■ YOUR GOAL
Output every line of the data exactly as it appears.

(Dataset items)
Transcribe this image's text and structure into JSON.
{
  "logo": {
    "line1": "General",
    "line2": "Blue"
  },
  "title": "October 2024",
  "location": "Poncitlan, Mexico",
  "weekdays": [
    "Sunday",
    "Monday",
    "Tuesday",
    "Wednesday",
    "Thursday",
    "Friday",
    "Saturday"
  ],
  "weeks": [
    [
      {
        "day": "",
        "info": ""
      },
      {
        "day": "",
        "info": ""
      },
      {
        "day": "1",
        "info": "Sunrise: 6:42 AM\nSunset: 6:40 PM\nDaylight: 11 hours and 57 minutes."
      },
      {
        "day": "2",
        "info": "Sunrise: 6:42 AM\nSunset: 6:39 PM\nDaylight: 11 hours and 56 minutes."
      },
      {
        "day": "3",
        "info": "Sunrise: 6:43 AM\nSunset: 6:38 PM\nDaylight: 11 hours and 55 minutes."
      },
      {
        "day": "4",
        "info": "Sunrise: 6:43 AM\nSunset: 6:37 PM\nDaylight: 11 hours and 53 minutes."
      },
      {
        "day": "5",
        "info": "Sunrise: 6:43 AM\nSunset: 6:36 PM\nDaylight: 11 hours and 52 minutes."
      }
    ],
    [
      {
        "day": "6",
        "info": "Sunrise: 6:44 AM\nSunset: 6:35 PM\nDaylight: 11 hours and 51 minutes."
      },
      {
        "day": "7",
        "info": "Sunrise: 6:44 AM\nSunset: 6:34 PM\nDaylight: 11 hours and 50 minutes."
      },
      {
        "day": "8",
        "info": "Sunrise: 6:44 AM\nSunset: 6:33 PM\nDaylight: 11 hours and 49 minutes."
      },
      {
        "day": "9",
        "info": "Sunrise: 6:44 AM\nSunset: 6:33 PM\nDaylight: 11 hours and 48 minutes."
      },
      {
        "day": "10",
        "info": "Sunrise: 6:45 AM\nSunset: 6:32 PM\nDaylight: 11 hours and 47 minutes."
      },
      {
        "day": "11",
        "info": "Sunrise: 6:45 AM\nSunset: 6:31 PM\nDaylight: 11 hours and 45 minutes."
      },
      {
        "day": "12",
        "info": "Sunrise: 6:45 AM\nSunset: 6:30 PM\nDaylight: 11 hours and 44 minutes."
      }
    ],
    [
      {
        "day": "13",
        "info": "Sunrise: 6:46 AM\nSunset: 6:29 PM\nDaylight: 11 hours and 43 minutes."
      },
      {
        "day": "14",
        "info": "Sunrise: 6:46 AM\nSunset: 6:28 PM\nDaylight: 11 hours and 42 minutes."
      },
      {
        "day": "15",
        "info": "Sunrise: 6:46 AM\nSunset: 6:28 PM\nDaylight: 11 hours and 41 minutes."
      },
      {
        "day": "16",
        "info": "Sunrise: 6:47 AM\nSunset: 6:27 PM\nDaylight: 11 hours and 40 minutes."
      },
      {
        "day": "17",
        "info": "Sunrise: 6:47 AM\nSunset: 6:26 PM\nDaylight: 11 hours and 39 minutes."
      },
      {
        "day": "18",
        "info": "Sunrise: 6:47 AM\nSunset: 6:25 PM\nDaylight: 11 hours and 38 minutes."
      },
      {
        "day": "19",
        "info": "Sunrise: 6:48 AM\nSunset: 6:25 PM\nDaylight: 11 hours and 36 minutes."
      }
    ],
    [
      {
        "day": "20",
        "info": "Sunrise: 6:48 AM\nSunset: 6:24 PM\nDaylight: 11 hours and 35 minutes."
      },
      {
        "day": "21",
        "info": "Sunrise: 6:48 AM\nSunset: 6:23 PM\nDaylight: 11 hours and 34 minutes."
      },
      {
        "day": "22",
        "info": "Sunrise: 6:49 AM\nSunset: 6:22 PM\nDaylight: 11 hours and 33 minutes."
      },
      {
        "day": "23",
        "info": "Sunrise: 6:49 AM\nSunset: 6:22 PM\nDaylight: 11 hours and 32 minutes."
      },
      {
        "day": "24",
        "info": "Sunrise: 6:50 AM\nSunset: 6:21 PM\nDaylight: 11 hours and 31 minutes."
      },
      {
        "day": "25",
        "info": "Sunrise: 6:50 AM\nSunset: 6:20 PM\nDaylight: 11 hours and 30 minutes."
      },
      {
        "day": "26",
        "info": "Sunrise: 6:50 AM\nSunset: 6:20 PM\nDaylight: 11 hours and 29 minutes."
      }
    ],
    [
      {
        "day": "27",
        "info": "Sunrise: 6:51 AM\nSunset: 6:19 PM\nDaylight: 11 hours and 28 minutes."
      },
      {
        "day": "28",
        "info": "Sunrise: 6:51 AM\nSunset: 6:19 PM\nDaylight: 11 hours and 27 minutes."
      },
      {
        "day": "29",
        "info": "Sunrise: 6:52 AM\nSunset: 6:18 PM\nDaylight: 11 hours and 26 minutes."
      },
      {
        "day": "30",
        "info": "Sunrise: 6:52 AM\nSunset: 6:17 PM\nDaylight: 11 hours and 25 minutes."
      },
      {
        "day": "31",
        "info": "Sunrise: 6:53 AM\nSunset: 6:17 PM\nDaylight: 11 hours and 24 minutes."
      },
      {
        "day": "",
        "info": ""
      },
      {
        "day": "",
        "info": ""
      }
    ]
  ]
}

■ TASK RESPONSE
Transcribe this image's text and structure into JSON.
{
  "logo": {
    "line1": "General",
    "line2": "Blue"
  },
  "title": "October 2024",
  "location": "Poncitlan, Mexico",
  "weekdays": [
    "Sunday",
    "Monday",
    "Tuesday",
    "Wednesday",
    "Thursday",
    "Friday",
    "Saturday"
  ],
  "weeks": [
    [
      {
        "day": "",
        "info": ""
      },
      {
        "day": "",
        "info": ""
      },
      {
        "day": "1",
        "info": "Sunrise: 6:42 AM\nSunset: 6:40 PM\nDaylight: 11 hours and 57 minutes."
      },
      {
        "day": "2",
        "info": "Sunrise: 6:42 AM\nSunset: 6:39 PM\nDaylight: 11 hours and 56 minutes."
      },
      {
        "day": "3",
        "info": "Sunrise: 6:43 AM\nSunset: 6:38 PM\nDaylight: 11 hours and 55 minutes."
      },
      {
        "day": "4",
        "info": "Sunrise: 6:43 AM\nSunset: 6:37 PM\nDaylight: 11 hours and 53 minutes."
      },
      {
        "day": "5",
        "info": "Sunrise: 6:43 AM\nSunset: 6:36 PM\nDaylight: 11 hours and 52 minutes."
      }
    ],
    [
      {
        "day": "6",
        "info": "Sunrise: 6:44 AM\nSunset: 6:35 PM\nDaylight: 11 hours and 51 minutes."
      },
      {
        "day": "7",
        "info": "Sunrise: 6:44 AM\nSunset: 6:34 PM\nDaylight: 11 hours and 50 minutes."
      },
      {
        "day": "8",
        "info": "Sunrise: 6:44 AM\nSunset: 6:33 PM\nDaylight: 11 hours and 49 minutes."
      },
      {
        "day": "9",
        "info": "Sunrise: 6:44 AM\nSunset: 6:33 PM\nDaylight: 11 hours and 48 minutes."
      },
      {
        "day": "10",
        "info": "Sunrise: 6:45 AM\nSunset: 6:32 PM\nDaylight: 11 hours and 47 minutes."
      },
      {
        "day": "11",
        "info": "Sunrise: 6:45 AM\nSunset: 6:31 PM\nDaylight: 11 hours and 45 minutes."
      },
      {
        "day": "12",
        "info": "Sunrise: 6:45 AM\nSunset: 6:30 PM\nDaylight: 11 hours and 44 minutes."
      }
    ],
    [
      {
        "day": "13",
        "info": "Sunrise: 6:46 AM\nSunset: 6:29 PM\nDaylight: 11 hours and 43 minutes."
      },
      {
        "day": "14",
        "info": "Sunrise: 6:46 AM\nSunset: 6:28 PM\nDaylight: 11 hours and 42 minutes."
      },
      {
        "day": "15",
        "info": "Sunrise: 6:46 AM\nSunset: 6:28 PM\nDaylight: 11 hours and 41 minutes."
      },
      {
        "day": "16",
        "info": "Sunrise: 6:47 AM\nSunset: 6:27 PM\nDaylight: 11 hours and 40 minutes."
      },
      {
        "day": "17",
        "info": "Sunrise: 6:47 AM\nSunset: 6:26 PM\nDaylight: 11 hours and 39 minutes."
      },
      {
        "day": "18",
        "info": "Sunrise: 6:47 AM\nSunset: 6:25 PM\nDaylight: 11 hours and 38 minutes."
      },
      {
        "day": "19",
        "info": "Sunrise: 6:48 AM\nSunset: 6:25 PM\nDaylight: 11 hours and 36 minutes."
      }
    ],
    [
      {
        "day": "20",
        "info": "Sunrise: 6:48 AM\nSunset: 6:24 PM\nDaylight: 11 hours and 35 minutes."
      },
      {
        "day": "21",
        "info": "Sunrise: 6:48 AM\nSunset: 6:23 PM\nDaylight: 11 hours and 34 minutes."
      },
      {
        "day": "22",
        "info": "Sunrise: 6:49 AM\nSunset: 6:22 PM\nDaylight: 11 hours and 33 minutes."
      },
      {
        "day": "23",
        "info": "Sunrise: 6:49 AM\nSunset: 6:22 PM\nDaylight: 11 hours and 32 minutes."
      },
      {
        "day": "24",
        "info": "Sunrise: 6:50 AM\nSunset: 6:21 PM\nDaylight: 11 hours and 31 minutes."
      },
      {
        "day": "25",
        "info": "Sunrise: 6:50 AM\nSunset: 6:20 PM\nDaylight: 11 hours and 30 minutes."
      },
      {
        "day": "26",
        "info": "Sunrise: 6:50 AM\nSunset: 6:20 PM\nDaylight: 11 hours and 29 minutes."
      }
    ],
    [
      {
        "day": "27",
        "info": "Sunrise: 6:51 AM\nSunset: 6:19 PM\nDaylight: 11 hours and 28 minutes."
      },
      {
        "day": "28",
        "info": "Sunrise: 6:51 AM\nSunset: 6:19 PM\nDaylight: 11 hours and 27 minutes."
      },
      {
        "day": "29",
        "info": "Sunrise: 6:52 AM\nSunset: 6:18 PM\nDaylight: 11 hours and 26 minutes."
      },
      {
        "day": "30",
        "info": "Sunrise: 6:52 AM\nSunset: 6:17 PM\nDaylight: 11 hours and 25 minutes."
      },
      {
        "day": "31",
        "info": "Sunrise: 6:53 AM\nSunset: 6:17 PM\nDaylight: 11 hours and 24 minutes."
      },
      {
        "day": "",
        "info": ""
      },
      {
        "day": "",
        "info": ""
      }
    ]
  ]
}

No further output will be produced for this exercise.